◆ **WRITTEN TASK**
Below is a listing. Gather each line of it that contains "verified".

+++

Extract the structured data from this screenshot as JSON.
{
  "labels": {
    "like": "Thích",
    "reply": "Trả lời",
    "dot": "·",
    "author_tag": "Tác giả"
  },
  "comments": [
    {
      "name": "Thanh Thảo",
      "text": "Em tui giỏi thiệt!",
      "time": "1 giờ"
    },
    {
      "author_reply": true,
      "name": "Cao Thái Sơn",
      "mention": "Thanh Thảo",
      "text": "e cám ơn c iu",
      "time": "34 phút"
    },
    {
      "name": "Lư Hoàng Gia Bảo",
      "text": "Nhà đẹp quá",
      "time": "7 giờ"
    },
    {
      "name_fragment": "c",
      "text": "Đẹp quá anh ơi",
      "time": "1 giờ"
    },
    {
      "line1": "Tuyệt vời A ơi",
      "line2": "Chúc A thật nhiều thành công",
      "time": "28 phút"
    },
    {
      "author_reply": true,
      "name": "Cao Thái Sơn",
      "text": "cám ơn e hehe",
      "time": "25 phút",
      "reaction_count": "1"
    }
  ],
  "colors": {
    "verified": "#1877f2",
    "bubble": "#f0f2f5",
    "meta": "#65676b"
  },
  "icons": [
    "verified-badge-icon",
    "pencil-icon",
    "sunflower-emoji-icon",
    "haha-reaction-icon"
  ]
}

+++

◆ **RESPONSE FOR THIS EXERCISE**
    "verified": "#1877f2",
    "verified-badge-icon",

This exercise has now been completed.